▸ WHAT IS REQUIRED: Your task is to copy every line of the records below that contains "screenshot".

[begin AVAILABLE DATA]

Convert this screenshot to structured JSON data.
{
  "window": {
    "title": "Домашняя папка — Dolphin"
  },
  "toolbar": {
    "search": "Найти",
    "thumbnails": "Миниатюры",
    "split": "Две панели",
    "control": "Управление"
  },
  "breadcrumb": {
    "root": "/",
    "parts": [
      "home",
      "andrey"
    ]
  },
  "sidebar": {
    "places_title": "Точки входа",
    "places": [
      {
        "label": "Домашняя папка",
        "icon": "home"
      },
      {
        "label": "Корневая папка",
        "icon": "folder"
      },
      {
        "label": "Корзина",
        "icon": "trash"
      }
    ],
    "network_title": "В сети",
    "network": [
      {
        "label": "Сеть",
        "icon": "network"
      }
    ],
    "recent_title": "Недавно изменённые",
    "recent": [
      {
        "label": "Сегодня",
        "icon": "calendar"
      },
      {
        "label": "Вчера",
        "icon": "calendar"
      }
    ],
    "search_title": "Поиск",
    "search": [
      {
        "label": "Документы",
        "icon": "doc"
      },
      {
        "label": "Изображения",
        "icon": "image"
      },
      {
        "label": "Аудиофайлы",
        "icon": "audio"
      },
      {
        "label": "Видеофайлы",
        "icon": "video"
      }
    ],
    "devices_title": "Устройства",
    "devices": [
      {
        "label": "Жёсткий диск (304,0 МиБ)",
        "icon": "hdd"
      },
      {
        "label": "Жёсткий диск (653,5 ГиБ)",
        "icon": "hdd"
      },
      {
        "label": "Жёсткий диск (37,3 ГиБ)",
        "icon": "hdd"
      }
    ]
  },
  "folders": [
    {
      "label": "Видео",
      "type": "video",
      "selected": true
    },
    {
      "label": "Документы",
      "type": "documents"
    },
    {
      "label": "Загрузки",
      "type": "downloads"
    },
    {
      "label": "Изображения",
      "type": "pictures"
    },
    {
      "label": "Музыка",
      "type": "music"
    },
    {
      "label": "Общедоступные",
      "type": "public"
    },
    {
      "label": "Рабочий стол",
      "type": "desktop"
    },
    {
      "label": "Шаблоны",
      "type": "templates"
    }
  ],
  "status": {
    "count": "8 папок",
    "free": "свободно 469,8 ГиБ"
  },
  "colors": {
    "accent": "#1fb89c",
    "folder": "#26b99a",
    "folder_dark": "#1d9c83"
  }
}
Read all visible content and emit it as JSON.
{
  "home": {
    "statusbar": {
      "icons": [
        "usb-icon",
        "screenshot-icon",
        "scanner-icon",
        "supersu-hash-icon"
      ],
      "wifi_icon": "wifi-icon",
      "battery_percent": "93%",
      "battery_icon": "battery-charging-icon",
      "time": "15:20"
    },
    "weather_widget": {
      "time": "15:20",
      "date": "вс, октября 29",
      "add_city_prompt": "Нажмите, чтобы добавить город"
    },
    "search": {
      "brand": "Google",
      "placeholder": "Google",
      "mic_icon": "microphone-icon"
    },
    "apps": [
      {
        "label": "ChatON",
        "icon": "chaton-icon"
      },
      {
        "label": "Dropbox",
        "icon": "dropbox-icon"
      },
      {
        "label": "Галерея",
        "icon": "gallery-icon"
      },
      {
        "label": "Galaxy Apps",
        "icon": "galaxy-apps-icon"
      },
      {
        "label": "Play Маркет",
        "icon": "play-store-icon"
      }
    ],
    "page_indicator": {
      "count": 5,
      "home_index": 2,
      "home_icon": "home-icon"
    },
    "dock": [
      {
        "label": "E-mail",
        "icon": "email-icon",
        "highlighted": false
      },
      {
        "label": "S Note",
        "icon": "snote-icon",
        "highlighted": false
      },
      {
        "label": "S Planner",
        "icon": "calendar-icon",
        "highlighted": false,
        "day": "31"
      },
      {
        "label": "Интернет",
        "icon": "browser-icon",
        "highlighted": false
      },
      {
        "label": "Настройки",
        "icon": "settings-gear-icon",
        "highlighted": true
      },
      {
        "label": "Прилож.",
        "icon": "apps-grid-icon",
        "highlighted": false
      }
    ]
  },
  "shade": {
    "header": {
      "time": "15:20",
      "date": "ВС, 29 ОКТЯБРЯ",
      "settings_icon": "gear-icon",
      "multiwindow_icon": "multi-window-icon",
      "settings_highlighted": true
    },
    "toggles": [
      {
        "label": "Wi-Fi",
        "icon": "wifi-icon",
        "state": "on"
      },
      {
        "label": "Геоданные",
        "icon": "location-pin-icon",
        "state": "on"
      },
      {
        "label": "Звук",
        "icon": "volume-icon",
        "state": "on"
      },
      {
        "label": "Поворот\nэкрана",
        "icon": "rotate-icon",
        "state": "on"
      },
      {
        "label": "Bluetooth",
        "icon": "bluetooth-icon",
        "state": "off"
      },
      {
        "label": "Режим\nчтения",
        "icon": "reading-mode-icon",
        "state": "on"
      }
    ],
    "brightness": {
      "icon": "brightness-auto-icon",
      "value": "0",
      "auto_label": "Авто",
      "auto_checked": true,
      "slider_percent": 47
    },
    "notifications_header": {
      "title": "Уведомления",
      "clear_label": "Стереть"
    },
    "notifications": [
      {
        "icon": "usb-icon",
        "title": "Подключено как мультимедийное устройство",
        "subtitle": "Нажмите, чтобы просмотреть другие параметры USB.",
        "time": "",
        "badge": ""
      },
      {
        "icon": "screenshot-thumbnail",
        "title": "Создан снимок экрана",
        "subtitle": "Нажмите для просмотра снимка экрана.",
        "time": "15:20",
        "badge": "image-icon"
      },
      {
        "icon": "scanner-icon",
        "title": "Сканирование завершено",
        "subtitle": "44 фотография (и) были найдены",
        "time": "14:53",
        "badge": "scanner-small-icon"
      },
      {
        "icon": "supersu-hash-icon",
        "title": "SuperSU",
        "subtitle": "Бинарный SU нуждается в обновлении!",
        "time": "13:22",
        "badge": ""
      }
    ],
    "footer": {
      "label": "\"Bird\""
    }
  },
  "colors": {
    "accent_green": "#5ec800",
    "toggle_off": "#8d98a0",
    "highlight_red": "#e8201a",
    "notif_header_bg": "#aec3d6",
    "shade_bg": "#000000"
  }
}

[end AVAILABLE DATA]

▸ TASK RESPONSE:
Convert this screenshot to structured JSON data.
        "screenshot-icon",
        "icon": "screenshot-thumbnail",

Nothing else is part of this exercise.